─── Given information
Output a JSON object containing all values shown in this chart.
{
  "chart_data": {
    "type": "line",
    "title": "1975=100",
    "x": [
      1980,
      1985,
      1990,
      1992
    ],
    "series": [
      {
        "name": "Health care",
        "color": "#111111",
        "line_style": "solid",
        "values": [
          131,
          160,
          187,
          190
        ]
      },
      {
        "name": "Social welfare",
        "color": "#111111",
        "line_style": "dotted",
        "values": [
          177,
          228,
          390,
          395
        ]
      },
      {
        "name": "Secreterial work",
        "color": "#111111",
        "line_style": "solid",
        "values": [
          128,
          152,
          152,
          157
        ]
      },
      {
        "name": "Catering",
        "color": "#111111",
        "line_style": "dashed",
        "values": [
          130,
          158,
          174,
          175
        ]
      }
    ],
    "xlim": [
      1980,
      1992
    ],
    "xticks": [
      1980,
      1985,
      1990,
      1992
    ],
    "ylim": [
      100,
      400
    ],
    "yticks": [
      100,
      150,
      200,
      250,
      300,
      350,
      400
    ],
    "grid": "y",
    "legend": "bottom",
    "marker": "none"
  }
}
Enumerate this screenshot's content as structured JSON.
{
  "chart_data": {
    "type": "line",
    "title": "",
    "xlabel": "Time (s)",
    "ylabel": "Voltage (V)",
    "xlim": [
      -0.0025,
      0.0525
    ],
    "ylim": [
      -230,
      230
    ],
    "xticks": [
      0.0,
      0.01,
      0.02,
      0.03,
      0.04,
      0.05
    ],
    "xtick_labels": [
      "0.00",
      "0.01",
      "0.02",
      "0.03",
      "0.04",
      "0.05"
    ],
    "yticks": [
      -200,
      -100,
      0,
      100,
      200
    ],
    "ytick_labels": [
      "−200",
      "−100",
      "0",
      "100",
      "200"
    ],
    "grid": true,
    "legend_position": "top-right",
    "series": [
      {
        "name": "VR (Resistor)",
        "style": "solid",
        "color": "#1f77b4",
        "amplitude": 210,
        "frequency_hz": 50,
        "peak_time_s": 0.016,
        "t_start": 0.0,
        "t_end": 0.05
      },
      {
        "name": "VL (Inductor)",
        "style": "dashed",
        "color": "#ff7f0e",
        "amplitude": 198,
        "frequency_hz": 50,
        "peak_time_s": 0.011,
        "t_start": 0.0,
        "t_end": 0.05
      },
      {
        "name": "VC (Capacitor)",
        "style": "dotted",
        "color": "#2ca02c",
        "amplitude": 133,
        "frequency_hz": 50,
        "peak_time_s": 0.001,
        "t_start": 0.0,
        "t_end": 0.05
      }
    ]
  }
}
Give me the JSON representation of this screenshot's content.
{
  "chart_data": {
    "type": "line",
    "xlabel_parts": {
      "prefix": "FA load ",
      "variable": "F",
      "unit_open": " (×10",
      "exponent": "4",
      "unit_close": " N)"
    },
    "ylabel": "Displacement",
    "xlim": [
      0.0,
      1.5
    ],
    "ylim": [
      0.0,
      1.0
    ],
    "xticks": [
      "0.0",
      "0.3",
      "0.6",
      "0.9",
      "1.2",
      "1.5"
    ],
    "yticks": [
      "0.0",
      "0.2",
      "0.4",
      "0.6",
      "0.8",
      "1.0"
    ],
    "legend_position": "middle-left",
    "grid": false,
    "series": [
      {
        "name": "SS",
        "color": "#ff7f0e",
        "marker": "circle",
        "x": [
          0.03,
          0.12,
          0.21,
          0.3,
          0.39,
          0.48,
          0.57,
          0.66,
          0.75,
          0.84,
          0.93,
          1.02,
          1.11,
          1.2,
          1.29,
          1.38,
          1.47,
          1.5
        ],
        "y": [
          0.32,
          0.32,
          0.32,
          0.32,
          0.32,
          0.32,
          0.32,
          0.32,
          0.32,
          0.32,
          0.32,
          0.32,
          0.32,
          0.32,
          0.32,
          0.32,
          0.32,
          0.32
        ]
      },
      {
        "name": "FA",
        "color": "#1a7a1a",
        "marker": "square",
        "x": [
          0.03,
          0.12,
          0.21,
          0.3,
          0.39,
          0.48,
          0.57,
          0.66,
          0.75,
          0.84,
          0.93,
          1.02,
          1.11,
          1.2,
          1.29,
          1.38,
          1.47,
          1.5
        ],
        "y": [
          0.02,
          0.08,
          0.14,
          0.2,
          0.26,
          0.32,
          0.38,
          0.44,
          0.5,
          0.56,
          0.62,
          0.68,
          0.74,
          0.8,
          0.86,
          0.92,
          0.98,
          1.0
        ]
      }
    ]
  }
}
──────
Work instructions -
Return each line where "content" shows up.

The solution -
Enumerate this screenshot's content as structured JSON.
Give me the JSON representation of this screenshot's content.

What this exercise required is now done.